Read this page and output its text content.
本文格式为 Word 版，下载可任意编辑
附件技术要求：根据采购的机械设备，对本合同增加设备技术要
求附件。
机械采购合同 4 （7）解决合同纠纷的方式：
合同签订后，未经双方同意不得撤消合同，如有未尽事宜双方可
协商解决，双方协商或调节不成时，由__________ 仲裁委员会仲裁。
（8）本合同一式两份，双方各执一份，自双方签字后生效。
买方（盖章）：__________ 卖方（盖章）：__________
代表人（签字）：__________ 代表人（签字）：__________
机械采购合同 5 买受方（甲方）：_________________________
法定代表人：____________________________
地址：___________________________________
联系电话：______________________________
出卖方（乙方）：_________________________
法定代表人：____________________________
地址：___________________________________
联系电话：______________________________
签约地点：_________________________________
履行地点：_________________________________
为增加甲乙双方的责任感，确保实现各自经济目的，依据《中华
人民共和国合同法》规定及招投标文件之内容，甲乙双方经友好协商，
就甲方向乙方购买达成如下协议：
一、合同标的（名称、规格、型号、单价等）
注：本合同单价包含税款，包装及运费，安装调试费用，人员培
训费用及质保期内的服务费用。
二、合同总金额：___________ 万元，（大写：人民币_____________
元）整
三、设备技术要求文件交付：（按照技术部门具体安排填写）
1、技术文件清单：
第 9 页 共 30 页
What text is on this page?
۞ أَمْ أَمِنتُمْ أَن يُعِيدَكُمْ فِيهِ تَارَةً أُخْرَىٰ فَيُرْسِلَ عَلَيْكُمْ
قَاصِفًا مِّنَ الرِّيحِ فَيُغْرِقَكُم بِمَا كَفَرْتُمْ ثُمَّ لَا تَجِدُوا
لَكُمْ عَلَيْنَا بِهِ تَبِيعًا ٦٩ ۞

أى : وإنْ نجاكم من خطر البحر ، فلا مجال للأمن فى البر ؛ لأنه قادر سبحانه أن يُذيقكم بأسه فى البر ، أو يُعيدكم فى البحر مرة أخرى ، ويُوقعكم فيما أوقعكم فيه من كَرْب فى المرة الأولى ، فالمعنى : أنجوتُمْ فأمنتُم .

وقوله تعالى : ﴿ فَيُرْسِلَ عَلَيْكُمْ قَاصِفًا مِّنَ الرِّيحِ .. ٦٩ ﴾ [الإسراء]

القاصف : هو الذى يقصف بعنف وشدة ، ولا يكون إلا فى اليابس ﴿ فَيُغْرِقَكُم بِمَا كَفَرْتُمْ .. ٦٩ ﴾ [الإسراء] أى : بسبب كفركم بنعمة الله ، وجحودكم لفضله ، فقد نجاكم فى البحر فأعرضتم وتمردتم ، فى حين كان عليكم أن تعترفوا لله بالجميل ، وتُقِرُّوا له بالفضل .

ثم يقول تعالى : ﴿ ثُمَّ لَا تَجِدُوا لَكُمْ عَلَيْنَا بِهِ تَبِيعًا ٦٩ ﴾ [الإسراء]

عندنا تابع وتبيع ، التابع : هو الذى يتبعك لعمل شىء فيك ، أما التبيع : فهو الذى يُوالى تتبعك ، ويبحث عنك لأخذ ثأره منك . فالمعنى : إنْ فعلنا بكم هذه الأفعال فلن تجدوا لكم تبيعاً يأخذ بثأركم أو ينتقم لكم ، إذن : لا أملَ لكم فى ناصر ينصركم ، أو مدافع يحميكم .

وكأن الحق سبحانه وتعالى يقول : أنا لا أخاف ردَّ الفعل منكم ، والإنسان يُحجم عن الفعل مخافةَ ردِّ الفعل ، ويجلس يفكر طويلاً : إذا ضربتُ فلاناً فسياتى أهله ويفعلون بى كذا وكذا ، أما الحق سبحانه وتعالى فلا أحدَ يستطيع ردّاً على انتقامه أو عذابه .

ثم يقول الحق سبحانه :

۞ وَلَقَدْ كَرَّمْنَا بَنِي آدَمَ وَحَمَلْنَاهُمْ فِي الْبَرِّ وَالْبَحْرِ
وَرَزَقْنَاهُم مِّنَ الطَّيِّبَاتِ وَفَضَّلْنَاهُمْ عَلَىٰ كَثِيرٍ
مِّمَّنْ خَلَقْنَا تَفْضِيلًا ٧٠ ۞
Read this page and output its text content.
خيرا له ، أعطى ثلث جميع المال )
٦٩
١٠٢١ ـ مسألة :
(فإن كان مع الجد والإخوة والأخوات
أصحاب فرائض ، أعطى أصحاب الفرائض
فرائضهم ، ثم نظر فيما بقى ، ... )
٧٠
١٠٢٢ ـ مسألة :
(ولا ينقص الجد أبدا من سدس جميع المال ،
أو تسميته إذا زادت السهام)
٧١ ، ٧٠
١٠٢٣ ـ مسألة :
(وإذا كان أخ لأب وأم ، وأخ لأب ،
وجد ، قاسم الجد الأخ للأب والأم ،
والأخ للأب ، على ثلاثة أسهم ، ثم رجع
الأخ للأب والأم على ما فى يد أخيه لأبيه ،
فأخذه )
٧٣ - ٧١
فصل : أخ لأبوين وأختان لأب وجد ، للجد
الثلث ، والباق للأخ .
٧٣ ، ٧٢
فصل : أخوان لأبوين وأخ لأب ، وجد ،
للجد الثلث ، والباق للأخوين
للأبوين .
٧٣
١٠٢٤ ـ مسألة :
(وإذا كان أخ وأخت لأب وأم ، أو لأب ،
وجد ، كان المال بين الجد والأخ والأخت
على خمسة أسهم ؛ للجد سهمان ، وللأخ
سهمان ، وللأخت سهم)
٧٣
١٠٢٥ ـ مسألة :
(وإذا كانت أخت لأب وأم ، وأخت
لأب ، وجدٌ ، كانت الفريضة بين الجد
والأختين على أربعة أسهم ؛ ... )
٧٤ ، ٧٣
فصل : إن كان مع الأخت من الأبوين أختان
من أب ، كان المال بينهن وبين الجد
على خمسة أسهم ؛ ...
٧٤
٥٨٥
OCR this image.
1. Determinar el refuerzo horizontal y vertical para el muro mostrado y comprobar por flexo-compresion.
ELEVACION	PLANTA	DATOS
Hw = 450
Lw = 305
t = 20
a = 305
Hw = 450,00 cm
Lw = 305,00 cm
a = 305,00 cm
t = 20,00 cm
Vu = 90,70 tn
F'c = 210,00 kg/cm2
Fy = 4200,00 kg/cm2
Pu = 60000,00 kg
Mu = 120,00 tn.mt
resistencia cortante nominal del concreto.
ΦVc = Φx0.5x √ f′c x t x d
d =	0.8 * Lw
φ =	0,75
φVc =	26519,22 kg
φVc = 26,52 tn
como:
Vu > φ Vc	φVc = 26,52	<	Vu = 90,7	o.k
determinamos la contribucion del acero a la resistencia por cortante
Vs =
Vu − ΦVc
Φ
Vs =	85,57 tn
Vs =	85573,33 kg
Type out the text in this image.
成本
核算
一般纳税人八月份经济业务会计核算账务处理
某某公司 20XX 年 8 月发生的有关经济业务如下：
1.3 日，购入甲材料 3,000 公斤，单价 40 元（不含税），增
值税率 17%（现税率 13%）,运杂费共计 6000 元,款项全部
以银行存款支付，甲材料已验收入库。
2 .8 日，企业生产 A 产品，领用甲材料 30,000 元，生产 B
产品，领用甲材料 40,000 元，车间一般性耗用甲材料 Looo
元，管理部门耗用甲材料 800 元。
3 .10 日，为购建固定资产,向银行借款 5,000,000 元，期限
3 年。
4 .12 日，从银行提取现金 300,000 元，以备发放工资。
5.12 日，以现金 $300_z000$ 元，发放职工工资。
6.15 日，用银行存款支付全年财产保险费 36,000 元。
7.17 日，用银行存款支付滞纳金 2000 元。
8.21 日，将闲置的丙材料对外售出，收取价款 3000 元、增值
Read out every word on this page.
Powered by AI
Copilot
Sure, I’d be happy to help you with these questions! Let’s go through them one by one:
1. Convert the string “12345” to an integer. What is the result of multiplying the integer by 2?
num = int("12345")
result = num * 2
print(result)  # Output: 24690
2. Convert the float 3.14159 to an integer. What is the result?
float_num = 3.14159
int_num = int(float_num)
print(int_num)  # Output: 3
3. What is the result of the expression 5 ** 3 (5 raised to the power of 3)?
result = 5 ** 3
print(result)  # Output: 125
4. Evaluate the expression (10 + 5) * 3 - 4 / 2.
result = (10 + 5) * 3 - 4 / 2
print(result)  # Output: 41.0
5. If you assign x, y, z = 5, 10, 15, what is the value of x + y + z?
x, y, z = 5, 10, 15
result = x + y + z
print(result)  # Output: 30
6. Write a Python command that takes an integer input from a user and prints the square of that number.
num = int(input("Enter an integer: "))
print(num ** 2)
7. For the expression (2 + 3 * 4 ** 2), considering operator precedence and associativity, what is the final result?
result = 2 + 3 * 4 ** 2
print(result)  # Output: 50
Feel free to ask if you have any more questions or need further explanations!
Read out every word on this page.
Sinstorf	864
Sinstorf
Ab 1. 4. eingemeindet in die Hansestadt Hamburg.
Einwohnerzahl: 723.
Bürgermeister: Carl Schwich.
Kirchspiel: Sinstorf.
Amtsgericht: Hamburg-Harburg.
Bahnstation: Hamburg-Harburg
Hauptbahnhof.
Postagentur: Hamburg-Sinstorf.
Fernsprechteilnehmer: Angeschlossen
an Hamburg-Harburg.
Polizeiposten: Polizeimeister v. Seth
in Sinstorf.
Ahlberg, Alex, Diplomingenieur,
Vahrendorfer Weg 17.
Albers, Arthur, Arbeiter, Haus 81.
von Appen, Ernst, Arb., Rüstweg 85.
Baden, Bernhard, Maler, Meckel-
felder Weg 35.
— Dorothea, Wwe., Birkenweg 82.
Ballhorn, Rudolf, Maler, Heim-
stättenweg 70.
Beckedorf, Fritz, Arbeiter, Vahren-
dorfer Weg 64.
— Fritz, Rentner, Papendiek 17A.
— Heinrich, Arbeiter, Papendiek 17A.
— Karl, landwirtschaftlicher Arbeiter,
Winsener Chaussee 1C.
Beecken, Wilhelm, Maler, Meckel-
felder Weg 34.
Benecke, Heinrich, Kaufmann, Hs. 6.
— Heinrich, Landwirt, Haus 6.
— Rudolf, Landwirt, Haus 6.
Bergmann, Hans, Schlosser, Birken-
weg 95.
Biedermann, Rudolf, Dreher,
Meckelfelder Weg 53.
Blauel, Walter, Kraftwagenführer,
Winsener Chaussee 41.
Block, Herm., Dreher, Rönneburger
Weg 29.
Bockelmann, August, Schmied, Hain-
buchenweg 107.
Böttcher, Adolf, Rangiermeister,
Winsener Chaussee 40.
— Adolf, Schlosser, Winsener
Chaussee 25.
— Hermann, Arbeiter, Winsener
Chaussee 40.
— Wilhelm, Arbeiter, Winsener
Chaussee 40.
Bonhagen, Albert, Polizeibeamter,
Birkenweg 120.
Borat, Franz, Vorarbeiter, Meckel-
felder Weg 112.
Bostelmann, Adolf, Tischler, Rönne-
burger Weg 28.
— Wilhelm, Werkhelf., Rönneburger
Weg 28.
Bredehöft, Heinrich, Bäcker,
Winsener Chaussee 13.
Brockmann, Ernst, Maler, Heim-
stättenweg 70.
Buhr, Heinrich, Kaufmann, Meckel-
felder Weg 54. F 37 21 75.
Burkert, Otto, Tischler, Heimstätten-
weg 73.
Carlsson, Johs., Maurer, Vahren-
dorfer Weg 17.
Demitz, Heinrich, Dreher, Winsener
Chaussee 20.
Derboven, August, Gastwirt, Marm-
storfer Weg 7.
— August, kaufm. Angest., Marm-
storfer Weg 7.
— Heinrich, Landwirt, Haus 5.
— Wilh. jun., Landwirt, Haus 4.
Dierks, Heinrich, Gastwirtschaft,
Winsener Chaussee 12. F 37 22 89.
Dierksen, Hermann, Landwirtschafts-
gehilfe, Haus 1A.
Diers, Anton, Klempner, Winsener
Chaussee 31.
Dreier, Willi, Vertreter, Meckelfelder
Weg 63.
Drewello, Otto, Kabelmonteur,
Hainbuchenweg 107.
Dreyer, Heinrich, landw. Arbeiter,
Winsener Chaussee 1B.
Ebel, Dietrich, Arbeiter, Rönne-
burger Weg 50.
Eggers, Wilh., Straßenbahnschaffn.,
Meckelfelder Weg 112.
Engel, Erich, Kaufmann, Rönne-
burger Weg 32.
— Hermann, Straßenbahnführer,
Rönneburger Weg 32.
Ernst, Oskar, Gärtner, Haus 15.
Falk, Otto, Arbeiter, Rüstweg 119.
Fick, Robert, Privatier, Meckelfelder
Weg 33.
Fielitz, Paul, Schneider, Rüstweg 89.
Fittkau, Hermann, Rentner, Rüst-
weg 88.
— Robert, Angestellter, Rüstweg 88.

◆ ◆ ◆ ◆ ◆ ◆ ◆

Task objective - Above are the records. Identify each line that contains the word "والباق".

Result of this task -
الثلث ، والباق للأخ .
للجد الثلث ، والباق للأخوين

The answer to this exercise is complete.